■ **DIRECTIONS FOR THIS TASK**:
Reproduce the data exactly and drop any pictures it holds.

■ **SUPPLIED ENTRIES**:
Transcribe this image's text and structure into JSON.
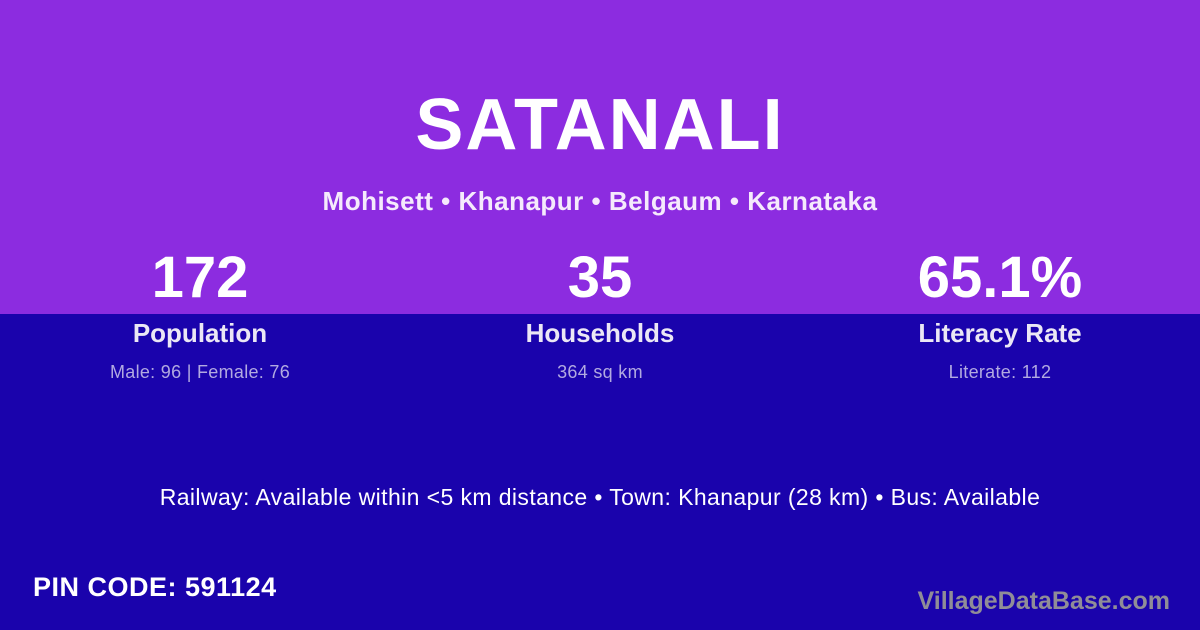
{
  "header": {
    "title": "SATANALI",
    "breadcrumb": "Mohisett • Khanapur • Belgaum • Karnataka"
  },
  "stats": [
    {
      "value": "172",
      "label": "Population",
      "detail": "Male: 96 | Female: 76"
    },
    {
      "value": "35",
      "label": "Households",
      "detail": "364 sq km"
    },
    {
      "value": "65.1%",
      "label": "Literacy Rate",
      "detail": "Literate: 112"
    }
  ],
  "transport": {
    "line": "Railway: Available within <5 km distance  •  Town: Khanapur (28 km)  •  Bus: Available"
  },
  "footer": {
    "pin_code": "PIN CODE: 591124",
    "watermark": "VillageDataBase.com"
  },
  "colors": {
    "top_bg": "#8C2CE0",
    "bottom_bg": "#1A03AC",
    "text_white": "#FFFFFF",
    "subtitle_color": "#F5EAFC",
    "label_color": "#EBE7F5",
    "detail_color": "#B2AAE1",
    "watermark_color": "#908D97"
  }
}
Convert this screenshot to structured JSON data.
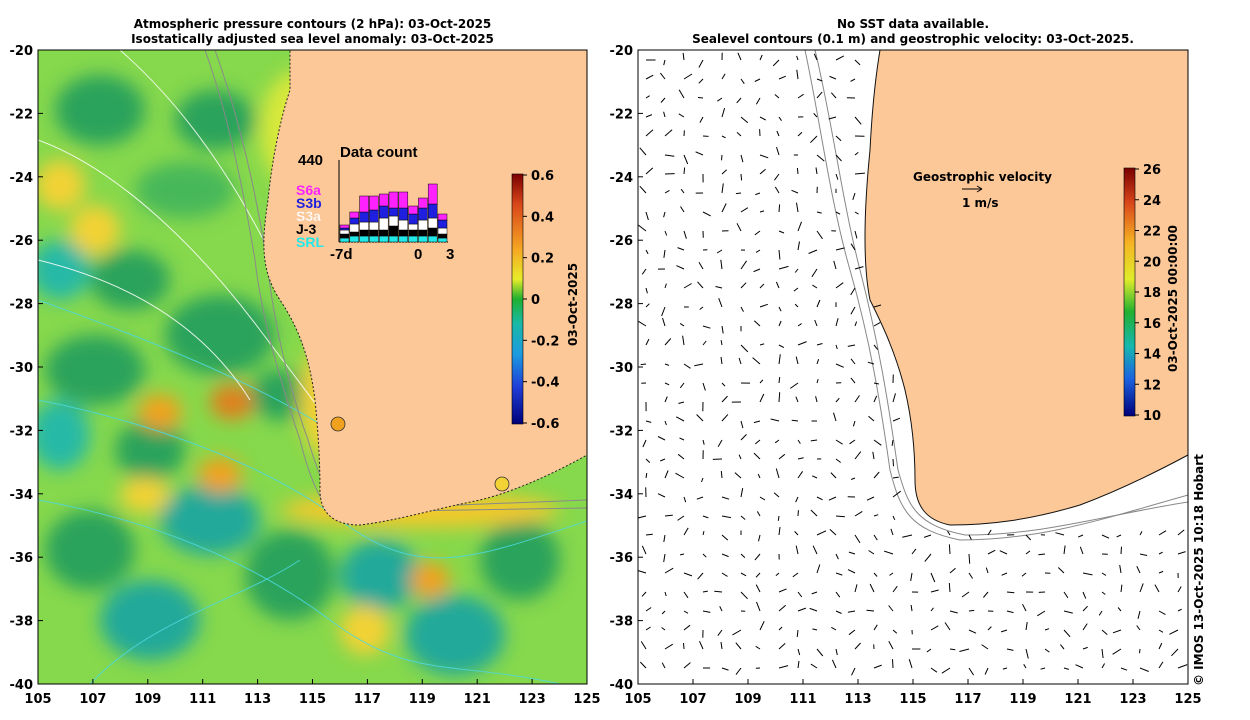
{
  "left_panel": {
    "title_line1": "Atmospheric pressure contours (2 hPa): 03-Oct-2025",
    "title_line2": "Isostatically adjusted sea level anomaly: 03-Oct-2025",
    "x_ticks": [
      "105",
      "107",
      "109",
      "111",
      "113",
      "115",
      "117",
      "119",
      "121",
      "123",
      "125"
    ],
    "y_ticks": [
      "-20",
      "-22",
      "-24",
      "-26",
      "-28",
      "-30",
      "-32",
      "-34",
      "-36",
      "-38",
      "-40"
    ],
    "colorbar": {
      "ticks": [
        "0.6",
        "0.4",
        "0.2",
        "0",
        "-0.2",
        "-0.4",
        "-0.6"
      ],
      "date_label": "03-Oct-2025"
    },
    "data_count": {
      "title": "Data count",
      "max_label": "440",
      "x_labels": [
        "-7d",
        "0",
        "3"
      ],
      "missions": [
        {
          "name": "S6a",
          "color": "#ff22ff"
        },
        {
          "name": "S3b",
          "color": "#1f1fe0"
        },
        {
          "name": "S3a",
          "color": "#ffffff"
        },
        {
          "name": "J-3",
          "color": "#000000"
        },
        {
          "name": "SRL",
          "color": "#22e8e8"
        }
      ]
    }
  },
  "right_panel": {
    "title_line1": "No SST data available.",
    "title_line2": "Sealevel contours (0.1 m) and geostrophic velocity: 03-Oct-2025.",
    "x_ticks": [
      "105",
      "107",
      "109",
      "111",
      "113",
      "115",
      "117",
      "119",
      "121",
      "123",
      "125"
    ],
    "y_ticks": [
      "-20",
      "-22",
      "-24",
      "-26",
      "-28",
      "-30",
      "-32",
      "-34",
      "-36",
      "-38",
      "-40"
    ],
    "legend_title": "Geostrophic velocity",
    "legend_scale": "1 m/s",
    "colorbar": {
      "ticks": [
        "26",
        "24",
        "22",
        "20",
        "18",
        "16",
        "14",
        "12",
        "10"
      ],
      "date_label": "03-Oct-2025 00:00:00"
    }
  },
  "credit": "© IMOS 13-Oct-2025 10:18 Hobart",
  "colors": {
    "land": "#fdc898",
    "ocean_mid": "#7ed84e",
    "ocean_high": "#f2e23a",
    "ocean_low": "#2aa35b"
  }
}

■ **SOLUTION**:
Transcribe this image's text and structure into JSON.
{
  "header": {
    "title": "SATANALI",
    "breadcrumb": "Mohisett • Khanapur • Belgaum • Karnataka"
  },
  "stats": [
    {
      "value": "172",
      "label": "Population",
      "detail": "Male: 96 | Female: 76"
    },
    {
      "value": "35",
      "label": "Households",
      "detail": "364 sq km"
    },
    {
      "value": "65.1%",
      "label": "Literacy Rate",
      "detail": "Literate: 112"
    }
  ],
  "transport": {
    "line": "Railway: Available within <5 km distance  •  Town: Khanapur (28 km)  •  Bus: Available"
  },
  "footer": {
    "pin_code": "PIN CODE: 591124",
    "watermark": "VillageDataBase.com"
  },
  "colors": {
    "top_bg": "#8C2CE0",
    "bottom_bg": "#1A03AC",
    "text_white": "#FFFFFF",
    "subtitle_color": "#F5EAFC",
    "label_color": "#EBE7F5",
    "detail_color": "#B2AAE1",
    "watermark_color": "#908D97"
  }
}
Convert this screenshot to structured JSON data.
{
  "left_panel": {
    "title_line1": "Atmospheric pressure contours (2 hPa): 03-Oct-2025",
    "title_line2": "Isostatically adjusted sea level anomaly: 03-Oct-2025",
    "x_ticks": [
      "105",
      "107",
      "109",
      "111",
      "113",
      "115",
      "117",
      "119",
      "121",
      "123",
      "125"
    ],
    "y_ticks": [
      "-20",
      "-22",
      "-24",
      "-26",
      "-28",
      "-30",
      "-32",
      "-34",
      "-36",
      "-38",
      "-40"
    ],
    "colorbar": {
      "ticks": [
        "0.6",
        "0.4",
        "0.2",
        "0",
        "-0.2",
        "-0.4",
        "-0.6"
      ],
      "date_label": "03-Oct-2025"
    },
    "data_count": {
      "title": "Data count",
      "max_label": "440",
      "x_labels": [
        "-7d",
        "0",
        "3"
      ],
      "missions": [
        {
          "name": "S6a",
          "color": "#ff22ff"
        },
        {
          "name": "S3b",
          "color": "#1f1fe0"
        },
        {
          "name": "S3a",
          "color": "#ffffff"
        },
        {
          "name": "J-3",
          "color": "#000000"
        },
        {
          "name": "SRL",
          "color": "#22e8e8"
        }
      ]
    }
  },
  "right_panel": {
    "title_line1": "No SST data available.",
    "title_line2": "Sealevel contours (0.1 m) and geostrophic velocity: 03-Oct-2025.",
    "x_ticks": [
      "105",
      "107",
      "109",
      "111",
      "113",
      "115",
      "117",
      "119",
      "121",
      "123",
      "125"
    ],
    "y_ticks": [
      "-20",
      "-22",
      "-24",
      "-26",
      "-28",
      "-30",
      "-32",
      "-34",
      "-36",
      "-38",
      "-40"
    ],
    "legend_title": "Geostrophic velocity",
    "legend_scale": "1 m/s",
    "colorbar": {
      "ticks": [
        "26",
        "24",
        "22",
        "20",
        "18",
        "16",
        "14",
        "12",
        "10"
      ],
      "date_label": "03-Oct-2025 00:00:00"
    }
  },
  "credit": "© IMOS 13-Oct-2025 10:18 Hobart",
  "colors": {
    "land": "#fdc898",
    "ocean_mid": "#7ed84e",
    "ocean_high": "#f2e23a",
    "ocean_low": "#2aa35b"
  }
}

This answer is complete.